Task requirements
Find the lines with the string "page" and return them.

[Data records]
--- start ---
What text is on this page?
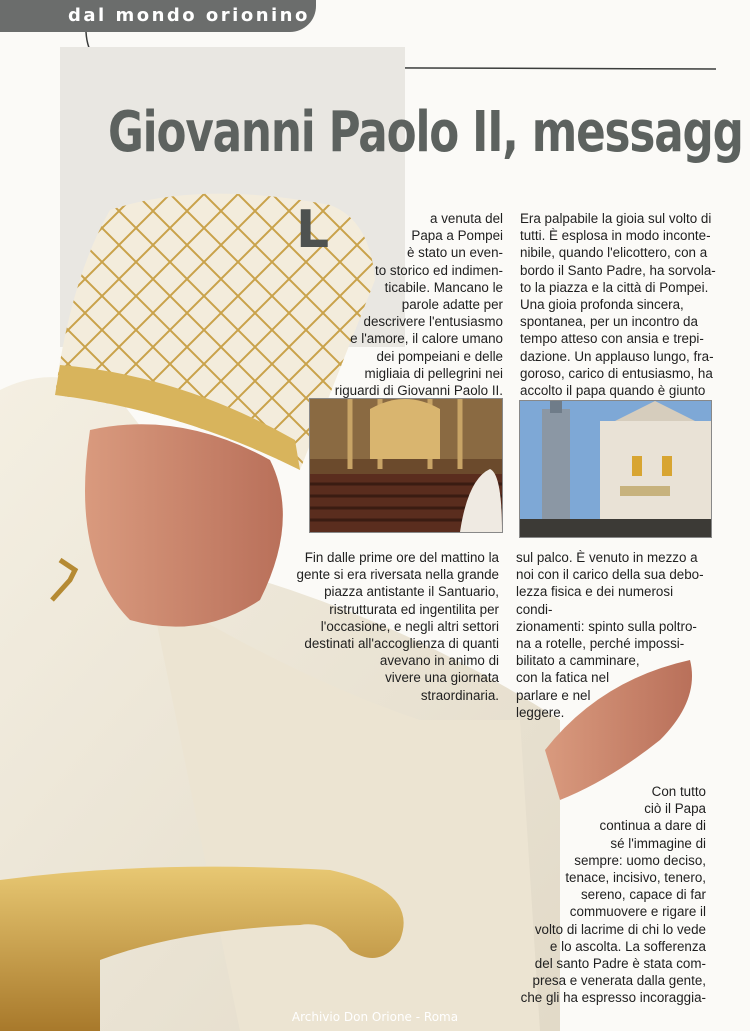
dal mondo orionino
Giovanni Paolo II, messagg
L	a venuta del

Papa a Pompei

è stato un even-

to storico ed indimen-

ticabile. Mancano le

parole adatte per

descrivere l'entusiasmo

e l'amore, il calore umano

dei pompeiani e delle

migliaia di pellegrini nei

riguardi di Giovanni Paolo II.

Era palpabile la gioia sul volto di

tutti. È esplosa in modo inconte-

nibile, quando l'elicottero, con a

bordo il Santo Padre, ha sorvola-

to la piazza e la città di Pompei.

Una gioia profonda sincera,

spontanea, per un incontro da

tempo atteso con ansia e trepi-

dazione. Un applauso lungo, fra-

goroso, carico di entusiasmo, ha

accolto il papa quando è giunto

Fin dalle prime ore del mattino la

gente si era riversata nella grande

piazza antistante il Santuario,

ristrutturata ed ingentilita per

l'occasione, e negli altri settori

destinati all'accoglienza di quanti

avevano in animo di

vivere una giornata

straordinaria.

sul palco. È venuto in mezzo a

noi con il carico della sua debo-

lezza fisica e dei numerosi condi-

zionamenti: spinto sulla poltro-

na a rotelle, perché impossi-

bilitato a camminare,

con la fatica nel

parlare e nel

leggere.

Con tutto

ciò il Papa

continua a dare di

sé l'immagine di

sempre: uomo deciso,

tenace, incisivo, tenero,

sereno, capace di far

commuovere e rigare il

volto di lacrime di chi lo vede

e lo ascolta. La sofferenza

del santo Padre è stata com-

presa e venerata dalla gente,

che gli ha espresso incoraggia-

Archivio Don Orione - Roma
--- end ---
--- start ---
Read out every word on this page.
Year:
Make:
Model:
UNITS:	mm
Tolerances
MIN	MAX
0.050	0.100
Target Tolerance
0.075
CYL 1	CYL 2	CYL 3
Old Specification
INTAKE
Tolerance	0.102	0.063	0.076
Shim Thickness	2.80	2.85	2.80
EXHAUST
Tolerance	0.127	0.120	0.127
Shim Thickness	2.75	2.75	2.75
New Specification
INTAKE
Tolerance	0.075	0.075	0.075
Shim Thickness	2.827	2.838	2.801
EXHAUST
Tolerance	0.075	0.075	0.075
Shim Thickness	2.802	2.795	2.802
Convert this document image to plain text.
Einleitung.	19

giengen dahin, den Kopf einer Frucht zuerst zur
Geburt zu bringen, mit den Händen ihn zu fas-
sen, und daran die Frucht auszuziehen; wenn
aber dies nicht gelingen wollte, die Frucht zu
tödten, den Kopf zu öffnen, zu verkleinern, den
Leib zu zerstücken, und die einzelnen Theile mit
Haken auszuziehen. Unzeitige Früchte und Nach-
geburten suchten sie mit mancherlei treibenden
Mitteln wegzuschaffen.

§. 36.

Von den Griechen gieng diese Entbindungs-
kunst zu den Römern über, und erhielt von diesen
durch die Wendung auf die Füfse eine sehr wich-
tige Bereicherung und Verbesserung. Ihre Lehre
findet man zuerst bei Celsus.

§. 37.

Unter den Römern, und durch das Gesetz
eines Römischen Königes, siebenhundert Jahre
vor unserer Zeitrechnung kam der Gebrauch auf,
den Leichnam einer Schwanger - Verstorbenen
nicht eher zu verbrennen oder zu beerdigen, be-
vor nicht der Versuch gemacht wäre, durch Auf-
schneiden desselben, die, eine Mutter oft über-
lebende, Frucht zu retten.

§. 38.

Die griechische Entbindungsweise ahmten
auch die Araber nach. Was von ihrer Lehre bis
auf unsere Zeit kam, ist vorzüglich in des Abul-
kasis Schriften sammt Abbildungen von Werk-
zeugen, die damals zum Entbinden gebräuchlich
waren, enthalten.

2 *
--- end ---
Answer for the task
What text is on this page?
Read out every word on this page.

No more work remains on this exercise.